#### RECORDS SHOWN ####

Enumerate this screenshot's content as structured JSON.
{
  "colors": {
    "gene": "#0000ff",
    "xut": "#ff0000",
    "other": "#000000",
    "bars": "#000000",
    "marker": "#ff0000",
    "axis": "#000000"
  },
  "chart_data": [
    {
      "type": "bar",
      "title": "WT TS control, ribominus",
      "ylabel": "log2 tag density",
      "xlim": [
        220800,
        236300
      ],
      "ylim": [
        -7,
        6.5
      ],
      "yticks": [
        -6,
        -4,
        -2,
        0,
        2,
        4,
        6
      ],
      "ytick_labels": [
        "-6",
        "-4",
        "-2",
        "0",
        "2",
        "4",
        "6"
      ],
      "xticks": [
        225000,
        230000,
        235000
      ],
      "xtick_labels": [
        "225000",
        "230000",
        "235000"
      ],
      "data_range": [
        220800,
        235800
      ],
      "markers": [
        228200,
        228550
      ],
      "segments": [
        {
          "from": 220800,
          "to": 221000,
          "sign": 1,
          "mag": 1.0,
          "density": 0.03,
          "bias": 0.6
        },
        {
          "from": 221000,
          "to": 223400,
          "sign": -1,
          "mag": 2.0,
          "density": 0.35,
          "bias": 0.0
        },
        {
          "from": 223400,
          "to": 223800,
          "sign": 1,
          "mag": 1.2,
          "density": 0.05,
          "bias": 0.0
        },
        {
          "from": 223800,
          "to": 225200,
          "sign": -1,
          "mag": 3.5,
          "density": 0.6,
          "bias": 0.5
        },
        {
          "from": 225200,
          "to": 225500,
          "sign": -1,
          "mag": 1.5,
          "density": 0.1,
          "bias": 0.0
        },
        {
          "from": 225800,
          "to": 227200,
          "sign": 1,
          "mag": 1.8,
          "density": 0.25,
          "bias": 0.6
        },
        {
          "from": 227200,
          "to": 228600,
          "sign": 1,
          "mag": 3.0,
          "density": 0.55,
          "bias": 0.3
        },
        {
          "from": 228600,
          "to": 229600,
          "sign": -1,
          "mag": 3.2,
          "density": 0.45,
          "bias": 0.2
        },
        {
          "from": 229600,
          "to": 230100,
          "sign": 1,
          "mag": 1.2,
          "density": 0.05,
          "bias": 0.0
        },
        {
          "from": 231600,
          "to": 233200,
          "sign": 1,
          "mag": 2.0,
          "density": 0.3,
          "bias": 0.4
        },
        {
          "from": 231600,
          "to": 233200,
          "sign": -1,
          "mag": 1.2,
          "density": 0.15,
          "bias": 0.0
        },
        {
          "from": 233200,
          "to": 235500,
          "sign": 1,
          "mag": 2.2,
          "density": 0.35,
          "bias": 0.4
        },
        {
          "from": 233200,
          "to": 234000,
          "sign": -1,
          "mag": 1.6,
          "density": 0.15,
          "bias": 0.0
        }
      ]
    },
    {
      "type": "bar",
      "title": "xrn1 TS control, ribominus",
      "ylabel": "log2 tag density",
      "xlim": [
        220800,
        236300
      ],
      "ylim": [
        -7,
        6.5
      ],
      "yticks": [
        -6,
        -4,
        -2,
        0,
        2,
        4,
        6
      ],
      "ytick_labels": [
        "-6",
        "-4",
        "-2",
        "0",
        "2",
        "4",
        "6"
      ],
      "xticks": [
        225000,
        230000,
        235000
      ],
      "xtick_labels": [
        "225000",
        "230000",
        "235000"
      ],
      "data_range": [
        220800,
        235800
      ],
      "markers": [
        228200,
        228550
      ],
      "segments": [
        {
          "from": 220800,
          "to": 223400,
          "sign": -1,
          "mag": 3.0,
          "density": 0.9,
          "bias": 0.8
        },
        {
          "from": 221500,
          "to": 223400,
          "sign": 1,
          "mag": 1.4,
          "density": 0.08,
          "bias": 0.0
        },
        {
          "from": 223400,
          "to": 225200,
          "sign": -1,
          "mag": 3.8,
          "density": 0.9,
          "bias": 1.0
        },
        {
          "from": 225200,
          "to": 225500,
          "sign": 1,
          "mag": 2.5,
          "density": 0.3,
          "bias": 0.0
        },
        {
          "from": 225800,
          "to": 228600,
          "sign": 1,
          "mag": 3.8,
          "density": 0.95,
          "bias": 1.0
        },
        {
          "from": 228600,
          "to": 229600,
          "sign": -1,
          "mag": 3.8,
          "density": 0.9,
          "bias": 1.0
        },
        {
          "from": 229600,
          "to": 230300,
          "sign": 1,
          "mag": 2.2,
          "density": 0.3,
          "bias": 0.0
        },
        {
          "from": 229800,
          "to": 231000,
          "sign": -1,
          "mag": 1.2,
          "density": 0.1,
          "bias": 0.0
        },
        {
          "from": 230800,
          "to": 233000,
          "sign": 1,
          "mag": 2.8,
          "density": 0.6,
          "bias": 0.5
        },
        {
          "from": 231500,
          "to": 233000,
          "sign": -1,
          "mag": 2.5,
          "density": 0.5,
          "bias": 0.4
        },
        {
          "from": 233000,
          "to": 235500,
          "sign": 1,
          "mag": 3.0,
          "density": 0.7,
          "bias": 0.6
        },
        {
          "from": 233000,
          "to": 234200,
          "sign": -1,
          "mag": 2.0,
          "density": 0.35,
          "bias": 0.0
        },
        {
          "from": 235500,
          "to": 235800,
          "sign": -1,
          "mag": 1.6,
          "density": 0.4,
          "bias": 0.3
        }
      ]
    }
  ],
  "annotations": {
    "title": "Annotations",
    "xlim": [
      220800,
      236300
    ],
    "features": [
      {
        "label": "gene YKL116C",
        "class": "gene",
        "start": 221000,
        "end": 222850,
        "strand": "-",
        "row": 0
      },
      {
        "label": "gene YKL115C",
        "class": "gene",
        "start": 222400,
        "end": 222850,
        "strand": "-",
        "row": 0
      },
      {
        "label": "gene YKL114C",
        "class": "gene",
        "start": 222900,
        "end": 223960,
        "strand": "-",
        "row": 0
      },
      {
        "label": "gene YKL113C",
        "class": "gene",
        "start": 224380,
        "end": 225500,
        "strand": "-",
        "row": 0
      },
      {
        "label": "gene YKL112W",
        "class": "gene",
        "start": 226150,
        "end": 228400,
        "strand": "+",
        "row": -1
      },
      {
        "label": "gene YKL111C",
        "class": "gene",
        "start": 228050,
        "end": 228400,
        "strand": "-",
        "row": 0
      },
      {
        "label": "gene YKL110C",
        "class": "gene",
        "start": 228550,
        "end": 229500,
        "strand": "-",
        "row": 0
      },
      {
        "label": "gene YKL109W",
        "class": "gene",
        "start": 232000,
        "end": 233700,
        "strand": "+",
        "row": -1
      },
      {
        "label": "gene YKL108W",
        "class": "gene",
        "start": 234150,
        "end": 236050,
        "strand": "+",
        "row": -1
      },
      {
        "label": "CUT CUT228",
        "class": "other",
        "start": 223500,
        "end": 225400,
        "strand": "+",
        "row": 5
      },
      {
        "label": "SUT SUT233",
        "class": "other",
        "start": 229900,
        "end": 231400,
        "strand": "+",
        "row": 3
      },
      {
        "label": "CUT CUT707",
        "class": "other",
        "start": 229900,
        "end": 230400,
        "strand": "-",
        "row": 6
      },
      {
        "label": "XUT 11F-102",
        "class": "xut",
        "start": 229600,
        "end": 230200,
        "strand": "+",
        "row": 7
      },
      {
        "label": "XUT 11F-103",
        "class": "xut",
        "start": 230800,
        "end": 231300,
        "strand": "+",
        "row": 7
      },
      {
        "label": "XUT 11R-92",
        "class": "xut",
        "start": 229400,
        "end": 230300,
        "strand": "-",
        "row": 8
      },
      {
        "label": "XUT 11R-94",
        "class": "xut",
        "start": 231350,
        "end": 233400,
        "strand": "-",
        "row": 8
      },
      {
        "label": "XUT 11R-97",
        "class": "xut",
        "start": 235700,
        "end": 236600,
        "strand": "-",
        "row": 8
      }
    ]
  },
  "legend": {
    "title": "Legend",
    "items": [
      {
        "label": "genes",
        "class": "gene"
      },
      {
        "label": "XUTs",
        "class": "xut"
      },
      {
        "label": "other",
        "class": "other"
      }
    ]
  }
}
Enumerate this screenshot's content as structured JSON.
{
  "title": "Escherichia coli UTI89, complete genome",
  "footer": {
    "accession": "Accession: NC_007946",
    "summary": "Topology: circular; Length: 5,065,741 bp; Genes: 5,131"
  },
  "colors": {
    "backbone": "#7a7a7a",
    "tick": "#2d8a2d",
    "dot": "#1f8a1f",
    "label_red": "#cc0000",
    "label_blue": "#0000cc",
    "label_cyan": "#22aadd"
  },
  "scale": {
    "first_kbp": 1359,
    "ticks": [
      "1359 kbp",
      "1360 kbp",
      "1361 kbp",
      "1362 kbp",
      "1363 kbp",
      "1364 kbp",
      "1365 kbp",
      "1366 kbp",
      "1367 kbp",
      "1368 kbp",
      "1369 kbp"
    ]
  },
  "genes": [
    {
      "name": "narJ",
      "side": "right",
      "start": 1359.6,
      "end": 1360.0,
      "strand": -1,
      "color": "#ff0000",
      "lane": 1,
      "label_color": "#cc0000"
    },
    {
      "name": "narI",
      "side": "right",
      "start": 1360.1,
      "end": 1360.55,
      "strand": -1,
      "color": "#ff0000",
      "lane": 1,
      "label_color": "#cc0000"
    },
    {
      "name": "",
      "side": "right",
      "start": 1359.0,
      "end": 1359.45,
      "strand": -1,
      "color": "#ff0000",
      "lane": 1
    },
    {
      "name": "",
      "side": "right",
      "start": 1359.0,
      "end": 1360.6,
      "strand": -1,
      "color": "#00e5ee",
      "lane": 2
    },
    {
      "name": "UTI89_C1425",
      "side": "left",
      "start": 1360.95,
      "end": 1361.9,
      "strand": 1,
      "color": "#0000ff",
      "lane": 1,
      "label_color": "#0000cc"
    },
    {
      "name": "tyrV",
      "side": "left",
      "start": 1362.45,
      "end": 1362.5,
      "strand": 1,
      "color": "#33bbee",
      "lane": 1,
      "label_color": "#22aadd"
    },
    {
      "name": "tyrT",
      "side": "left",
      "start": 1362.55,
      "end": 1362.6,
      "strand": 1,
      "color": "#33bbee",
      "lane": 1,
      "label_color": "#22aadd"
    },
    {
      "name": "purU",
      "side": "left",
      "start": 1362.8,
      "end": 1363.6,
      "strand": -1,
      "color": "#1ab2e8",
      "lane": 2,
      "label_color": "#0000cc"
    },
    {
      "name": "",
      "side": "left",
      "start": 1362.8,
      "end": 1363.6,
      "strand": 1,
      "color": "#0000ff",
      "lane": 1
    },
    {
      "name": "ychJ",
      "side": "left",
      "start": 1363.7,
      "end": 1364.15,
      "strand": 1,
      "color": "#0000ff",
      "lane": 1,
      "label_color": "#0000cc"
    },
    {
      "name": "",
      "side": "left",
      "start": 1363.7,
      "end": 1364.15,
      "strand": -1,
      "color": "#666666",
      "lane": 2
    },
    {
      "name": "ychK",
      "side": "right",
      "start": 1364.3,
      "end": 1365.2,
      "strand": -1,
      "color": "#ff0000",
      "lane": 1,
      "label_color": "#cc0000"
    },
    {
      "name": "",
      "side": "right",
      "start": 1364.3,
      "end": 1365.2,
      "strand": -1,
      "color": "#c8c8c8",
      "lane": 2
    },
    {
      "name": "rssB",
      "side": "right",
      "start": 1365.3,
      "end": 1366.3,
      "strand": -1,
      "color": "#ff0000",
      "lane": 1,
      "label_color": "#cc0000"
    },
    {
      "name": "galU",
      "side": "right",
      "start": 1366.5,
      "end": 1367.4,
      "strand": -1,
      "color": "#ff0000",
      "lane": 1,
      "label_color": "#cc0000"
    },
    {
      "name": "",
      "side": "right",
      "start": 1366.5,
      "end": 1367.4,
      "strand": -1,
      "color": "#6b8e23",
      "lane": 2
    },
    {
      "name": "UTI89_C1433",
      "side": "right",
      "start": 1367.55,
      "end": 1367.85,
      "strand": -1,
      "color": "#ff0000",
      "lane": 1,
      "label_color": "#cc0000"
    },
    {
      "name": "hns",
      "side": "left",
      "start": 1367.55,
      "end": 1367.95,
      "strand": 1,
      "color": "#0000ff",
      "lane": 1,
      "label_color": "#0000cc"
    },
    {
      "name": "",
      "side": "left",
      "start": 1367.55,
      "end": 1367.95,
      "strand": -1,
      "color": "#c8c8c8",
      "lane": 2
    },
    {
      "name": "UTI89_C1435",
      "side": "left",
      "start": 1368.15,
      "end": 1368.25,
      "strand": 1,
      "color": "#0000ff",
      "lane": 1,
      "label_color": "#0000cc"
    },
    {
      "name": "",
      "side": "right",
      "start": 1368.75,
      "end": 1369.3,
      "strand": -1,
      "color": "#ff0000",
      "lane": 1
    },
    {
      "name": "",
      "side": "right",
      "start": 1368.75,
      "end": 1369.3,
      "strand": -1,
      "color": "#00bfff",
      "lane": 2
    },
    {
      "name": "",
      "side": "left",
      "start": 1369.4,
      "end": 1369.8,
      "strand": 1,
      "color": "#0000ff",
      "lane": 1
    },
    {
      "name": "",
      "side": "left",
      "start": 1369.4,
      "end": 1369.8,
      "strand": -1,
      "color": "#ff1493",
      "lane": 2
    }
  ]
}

####

WHAT NEEDS TO BE DONE:
Across the listing, count every line with "ribominus" in it and give the number only.

EXERCISE SOLUTION:
2